By DAVID B. RIVKIN JR. And ELIZABETH PRICE FOLEY, April 9, 2015 6:53 p.m. ET

Debates about the Indiana and Arkansas Religious Freedom Restoration Acts, or RFRAs, have regrettably pitted religious freedom against gay rights. Critics claim the laws provide a license to discriminate against lesbian, gay, bisexual or transgender (LGBT) individuals. But this criticism shouldn’t be aimed at the religious-freedom laws, which don’t license discrimination based on sexual orientation or anything else.

Those wanting to advance LGBT rights should focus on enacting laws that bar discrimination. If there is a legal “license” to discriminate based on sexual orientation, it is because few jurisdictions today provide protection against such discrimination, or because the Constitution may immunize such behavior in certain circumstances.

There is no federal law prohibiting private discrimination based on sexual orientation. An executive order by President Obama in 2014 bans such discrimination only for federal workers and contractors. About 20 states and some municipalities prohibit sexual-orientation discrimination in workplaces and public accommodations. But the majority of states still don’t proscribe discrimination based on sexual orientation, though discrimination based on race, gender, ethnicity or national origin is banned.

> Directions:
a – Write out the passage of the article on religious-freedom laws that opens with the words containing "By DAVID B." and closes with "or anything else.".
b – According to the article on religious-freedom laws, roughly how many states prohibit sexual-orientation discrimination in workplaces and public accommodations?
c – Give what follows the final sentence of the article on religious-freedom laws, continuing it from where it stops.

[Collected data entries]

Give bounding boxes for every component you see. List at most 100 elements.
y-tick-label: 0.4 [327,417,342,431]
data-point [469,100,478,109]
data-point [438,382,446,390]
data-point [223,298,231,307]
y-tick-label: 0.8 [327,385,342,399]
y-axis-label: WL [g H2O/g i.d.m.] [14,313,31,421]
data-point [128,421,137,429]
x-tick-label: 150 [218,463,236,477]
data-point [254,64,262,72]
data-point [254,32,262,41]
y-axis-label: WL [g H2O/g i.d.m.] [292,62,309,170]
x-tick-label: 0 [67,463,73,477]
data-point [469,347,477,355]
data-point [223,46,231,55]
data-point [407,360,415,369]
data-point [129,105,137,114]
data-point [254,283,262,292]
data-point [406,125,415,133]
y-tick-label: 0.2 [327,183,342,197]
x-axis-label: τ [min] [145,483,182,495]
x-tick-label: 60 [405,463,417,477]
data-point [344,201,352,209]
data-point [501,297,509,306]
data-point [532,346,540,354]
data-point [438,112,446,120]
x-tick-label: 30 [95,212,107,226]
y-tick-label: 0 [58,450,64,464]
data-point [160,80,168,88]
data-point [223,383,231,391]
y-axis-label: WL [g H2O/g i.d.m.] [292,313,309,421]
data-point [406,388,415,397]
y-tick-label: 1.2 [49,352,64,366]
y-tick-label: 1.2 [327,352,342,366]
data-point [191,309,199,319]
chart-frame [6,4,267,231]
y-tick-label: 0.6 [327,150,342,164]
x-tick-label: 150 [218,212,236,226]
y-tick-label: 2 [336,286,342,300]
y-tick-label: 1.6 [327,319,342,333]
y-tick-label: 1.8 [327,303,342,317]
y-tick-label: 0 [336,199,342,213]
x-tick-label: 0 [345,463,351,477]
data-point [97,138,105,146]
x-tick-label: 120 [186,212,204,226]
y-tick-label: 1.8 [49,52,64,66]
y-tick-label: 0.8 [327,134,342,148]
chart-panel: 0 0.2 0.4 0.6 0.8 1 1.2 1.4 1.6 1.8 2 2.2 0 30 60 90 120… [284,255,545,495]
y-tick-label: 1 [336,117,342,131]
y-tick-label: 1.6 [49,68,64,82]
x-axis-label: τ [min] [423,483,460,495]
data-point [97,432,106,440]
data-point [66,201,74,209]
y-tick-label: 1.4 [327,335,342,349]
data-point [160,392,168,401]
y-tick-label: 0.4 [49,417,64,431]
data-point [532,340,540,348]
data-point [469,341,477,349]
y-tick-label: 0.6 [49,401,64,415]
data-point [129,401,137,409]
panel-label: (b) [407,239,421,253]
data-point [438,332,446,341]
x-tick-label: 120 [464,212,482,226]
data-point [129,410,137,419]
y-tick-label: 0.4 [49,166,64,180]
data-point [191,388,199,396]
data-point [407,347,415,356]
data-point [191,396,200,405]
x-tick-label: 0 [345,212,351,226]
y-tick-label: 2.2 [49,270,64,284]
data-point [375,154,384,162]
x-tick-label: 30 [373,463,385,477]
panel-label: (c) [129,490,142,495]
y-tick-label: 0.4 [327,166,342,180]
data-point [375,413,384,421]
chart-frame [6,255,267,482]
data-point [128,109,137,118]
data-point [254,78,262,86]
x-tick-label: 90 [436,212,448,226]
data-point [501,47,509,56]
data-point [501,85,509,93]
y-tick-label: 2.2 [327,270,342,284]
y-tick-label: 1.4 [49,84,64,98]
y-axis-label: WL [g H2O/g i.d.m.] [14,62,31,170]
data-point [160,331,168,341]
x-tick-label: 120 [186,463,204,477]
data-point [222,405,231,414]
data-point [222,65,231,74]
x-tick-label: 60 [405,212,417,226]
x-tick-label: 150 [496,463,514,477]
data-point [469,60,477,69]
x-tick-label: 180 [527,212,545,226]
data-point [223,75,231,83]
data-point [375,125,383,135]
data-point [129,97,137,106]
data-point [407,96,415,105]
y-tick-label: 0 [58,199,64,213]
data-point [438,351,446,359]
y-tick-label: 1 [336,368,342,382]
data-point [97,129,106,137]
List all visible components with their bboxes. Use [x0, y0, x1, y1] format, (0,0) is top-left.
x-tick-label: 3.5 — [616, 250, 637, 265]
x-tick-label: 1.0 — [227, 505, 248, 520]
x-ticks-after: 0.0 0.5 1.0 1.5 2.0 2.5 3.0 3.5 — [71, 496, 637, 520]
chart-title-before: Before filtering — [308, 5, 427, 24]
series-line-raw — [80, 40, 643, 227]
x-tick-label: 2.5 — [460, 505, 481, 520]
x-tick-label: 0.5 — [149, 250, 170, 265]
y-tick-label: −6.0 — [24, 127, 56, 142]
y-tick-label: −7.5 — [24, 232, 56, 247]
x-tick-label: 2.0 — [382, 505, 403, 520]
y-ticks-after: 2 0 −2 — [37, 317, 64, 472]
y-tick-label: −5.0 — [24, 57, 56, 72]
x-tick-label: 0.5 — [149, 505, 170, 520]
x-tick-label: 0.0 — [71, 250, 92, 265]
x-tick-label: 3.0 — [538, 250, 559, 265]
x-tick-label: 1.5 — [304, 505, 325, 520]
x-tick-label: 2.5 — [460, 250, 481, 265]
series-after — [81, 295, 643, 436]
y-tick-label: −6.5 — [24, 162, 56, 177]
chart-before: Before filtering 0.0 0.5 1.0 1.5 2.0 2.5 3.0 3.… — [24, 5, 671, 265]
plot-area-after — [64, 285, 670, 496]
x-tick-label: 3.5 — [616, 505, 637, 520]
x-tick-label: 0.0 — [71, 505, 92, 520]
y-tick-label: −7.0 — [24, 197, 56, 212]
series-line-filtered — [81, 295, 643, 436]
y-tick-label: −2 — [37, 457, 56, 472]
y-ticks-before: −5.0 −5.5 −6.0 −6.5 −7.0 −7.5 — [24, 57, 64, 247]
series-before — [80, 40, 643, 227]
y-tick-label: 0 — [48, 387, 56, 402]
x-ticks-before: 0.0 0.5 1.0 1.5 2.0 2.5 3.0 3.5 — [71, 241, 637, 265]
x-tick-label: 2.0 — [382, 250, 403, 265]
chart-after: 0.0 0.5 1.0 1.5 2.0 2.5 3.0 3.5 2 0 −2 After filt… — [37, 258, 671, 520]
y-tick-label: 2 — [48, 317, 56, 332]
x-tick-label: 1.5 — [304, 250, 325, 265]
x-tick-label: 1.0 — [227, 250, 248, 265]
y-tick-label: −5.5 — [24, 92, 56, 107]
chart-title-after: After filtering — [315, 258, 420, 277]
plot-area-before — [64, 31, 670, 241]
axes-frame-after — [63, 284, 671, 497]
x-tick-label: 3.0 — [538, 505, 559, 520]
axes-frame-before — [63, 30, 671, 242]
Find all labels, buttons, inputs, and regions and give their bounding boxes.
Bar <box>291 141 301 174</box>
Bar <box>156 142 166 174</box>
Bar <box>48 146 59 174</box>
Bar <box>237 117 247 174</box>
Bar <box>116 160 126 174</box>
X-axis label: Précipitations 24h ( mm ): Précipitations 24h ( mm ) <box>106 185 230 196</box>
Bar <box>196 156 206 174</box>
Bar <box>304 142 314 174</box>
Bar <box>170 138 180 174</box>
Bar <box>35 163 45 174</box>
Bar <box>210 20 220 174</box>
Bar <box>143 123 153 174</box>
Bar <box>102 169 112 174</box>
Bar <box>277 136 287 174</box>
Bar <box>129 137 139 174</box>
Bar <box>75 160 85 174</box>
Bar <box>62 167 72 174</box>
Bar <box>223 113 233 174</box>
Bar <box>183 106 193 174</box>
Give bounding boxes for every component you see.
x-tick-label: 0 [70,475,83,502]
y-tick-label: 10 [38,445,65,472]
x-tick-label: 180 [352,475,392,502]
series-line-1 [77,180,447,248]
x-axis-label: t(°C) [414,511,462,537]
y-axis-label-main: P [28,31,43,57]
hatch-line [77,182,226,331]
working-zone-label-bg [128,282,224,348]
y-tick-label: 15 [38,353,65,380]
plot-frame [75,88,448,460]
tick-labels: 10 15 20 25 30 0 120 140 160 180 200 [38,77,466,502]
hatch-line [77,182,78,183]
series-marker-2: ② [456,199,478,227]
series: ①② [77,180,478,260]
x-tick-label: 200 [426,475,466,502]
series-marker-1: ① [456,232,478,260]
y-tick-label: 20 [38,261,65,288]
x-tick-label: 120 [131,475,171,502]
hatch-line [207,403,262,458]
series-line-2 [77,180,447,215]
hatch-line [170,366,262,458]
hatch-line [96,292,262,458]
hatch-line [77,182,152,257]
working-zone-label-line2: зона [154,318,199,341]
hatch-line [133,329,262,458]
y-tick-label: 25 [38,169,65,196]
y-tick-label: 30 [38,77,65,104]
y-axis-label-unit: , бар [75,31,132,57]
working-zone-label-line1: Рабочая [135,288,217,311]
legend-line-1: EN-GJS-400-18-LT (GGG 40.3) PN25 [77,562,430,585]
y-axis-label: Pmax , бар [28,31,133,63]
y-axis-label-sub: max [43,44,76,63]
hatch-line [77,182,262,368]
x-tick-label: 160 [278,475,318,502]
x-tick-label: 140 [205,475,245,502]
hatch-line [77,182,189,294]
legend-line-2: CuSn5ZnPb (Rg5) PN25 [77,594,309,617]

> Answers given:
a –
By DAVID B. RIVKIN JR. And ELIZABETH PRICE FOLEY, April 9, 2015 6:53 p.m. ET

Debates about the Indiana and Arkansas Religious Freedom Restoration Acts, or RFRAs, have regrettably pitted religious freedom against gay rights. Critics claim the laws provide a license to discriminate against lesbian, gay, bisexual or transgender (LGBT) individuals. But this criticism shouldn’t be aimed at the religious-freedom laws, which don’t license discrimination based on sexual orientation or anything else.

b – About 20 states.

c –
The federal Religious Freedom Restoration Act was passed by overwhelming bipartisan majorities and signed by President Clinton in 1993. It represented a backlash against the Supreme Court’s 1990 decision in Employment Division v. Smith. That decision held that the First Amendment’s Free Exercise Clause doesn’t allow a religious exemption from laws of general applicability—e.g., compulsory military service, or prohibitions on drug use or animal cruelty—even if those laws substantially burden religious exercise.